___ Recorded data
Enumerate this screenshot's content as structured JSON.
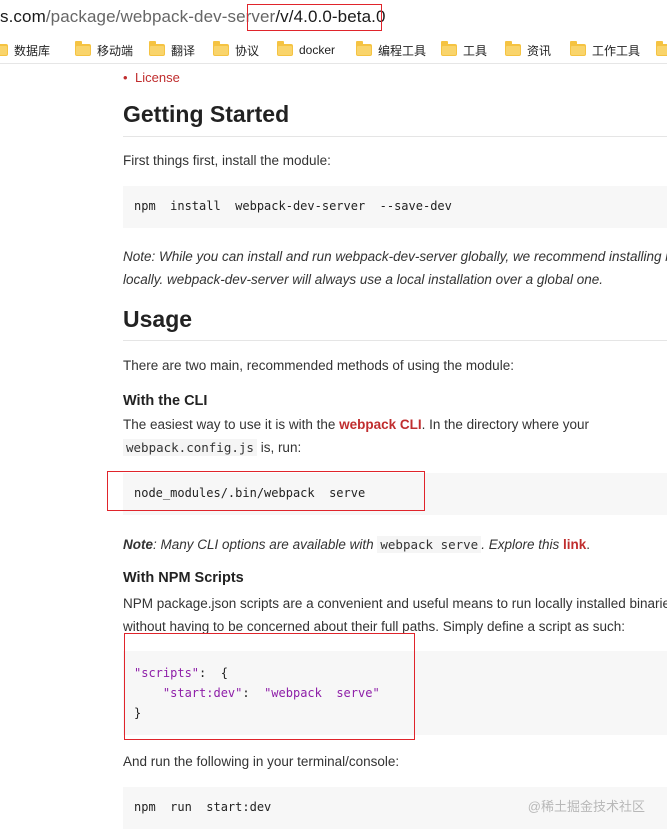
{
  "browser": {
    "url_prefix": "s.com",
    "url_path": "/package/webpack-dev-server",
    "url_version": "/v/4.0.0-beta.0",
    "bookmarks": [
      "数据库",
      "移动端",
      "翻译",
      "协议",
      "docker",
      "编程工具",
      "工具",
      "资讯",
      "工作工具"
    ]
  },
  "page": {
    "toc_license": "License",
    "getting_started": {
      "heading": "Getting Started",
      "intro": "First things first, install the module:",
      "install_cmd": "npm  install  webpack-dev-server  --save-dev",
      "note_line1": "Note: While you can install and run webpack-dev-server globally, we recommend installing it",
      "note_line2": "locally. webpack-dev-server will always use a local installation over a global one."
    },
    "usage": {
      "heading": "Usage",
      "intro": "There are two main, recommended methods of using the module:",
      "cli": {
        "heading": "With the CLI",
        "line1_before": "The easiest way to use it is with the ",
        "line1_link": "webpack CLI",
        "line1_after": ". In the directory where your",
        "config_file": "webpack.config.js",
        "line2_after": " is, run:",
        "cmd": "node_modules/.bin/webpack  serve",
        "note_label": "Note",
        "note_text": ": Many CLI options are available with ",
        "note_code": "webpack serve",
        "note_after": ". Explore this ",
        "note_link": "link",
        "note_end": "."
      },
      "npm": {
        "heading": "With NPM Scripts",
        "line1": "NPM package.json scripts are a convenient and useful means to run locally installed binaries",
        "line2": "without having to be concerned about their full paths. Simply define a script as such:",
        "code_line1_key": "\"scripts\"",
        "code_line1_rest": ":  {",
        "code_line2_key": "\"start:dev\"",
        "code_line2_sep": ":  ",
        "code_line2_val": "\"webpack  serve\"",
        "code_line3": "}",
        "run_text": "And run the following in your terminal/console:",
        "run_cmd": "npm  run  start:dev"
      }
    },
    "watermark": "@稀土掘金技术社区"
  }
}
______
◆ **Stated task**:
In the entries above, find each line with the string "webpack" and copy it.

◆ **Problem solution**:
    "url_path": "/package/webpack-dev-server",
      "install_cmd": "npm  install  webpack-dev-server  --save-dev",
      "note_line1": "Note: While you can install and run webpack-dev-server globally, we recommend installing it",
      "note_line2": "locally. webpack-dev-server will always use a local installation over a global one."
        "line1_link": "webpack CLI",
        "config_file": "webpack.config.js",
        "cmd": "node_modules/.bin/webpack  serve",
        "note_code": "webpack serve",
        "code_line2_val": "\"webpack  serve\"",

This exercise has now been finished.